**What to do**
Repeat all entries exactly.
━━━━
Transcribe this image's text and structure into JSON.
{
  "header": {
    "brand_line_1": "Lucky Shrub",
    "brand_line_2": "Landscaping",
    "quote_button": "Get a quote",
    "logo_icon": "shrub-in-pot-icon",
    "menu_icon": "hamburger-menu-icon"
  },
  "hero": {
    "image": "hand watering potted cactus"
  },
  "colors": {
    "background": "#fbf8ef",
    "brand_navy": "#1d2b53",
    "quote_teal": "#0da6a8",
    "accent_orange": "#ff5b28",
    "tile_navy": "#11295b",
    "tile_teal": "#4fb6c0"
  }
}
━━━━
**Answer in full**
Transcribe this image's text and structure into JSON.
{
  "header": {
    "brand_line_1": "Lucky Shrub",
    "brand_line_2": "Landscaping",
    "quote_button": "Get a quote",
    "logo_icon": "shrub-in-pot-icon",
    "menu_icon": "hamburger-menu-icon"
  },
  "hero": {
    "image": "hand watering potted cactus"
  },
  "colors": {
    "background": "#fbf8ef",
    "brand_navy": "#1d2b53",
    "quote_teal": "#0da6a8",
    "accent_orange": "#ff5b28",
    "tile_navy": "#11295b",
    "tile_teal": "#4fb6c0"
  }
}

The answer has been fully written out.